:: Given exercise ::
Each line of the material below that holds the word "который" needs to be copied.

:: Records provided ::
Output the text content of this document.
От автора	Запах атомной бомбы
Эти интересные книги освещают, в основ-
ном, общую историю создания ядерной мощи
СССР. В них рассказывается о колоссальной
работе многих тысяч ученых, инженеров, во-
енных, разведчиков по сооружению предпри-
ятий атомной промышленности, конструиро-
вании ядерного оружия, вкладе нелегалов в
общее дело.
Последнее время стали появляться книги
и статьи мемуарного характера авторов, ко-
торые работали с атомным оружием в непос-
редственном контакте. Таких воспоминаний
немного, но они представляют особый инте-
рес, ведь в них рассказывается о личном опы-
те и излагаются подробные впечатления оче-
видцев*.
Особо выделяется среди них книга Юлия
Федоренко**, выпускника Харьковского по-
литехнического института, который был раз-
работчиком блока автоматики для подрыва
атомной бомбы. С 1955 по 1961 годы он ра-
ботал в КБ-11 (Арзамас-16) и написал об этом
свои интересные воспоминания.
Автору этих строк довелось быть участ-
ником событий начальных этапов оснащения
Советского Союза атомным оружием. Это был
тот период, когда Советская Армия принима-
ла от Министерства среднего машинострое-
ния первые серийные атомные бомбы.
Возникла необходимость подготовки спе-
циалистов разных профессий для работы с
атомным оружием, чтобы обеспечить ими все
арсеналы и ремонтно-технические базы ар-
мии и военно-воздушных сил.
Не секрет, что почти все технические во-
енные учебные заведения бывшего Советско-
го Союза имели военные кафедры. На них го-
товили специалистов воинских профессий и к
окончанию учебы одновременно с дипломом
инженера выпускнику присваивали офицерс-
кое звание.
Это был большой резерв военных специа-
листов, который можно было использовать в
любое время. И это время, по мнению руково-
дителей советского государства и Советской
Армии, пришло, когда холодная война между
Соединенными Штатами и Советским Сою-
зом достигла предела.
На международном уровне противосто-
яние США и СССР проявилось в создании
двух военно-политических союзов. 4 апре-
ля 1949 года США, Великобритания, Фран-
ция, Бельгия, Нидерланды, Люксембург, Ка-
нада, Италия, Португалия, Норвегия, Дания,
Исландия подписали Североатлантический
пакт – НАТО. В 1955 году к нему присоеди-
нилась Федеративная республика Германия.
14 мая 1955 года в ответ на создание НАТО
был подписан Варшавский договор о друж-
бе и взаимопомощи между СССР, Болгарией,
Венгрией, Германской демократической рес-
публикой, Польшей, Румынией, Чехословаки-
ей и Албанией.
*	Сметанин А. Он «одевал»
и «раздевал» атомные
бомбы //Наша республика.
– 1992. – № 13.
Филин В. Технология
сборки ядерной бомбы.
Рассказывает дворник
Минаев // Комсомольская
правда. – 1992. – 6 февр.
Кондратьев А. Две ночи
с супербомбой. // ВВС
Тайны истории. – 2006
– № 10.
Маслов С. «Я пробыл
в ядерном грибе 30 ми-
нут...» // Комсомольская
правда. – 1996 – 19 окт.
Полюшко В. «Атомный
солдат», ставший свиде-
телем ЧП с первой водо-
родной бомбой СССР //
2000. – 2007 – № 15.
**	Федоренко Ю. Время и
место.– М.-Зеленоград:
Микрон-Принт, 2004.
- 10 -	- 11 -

:: Final answer ::
литехнического института, который был раз-
листов, который можно было использовать в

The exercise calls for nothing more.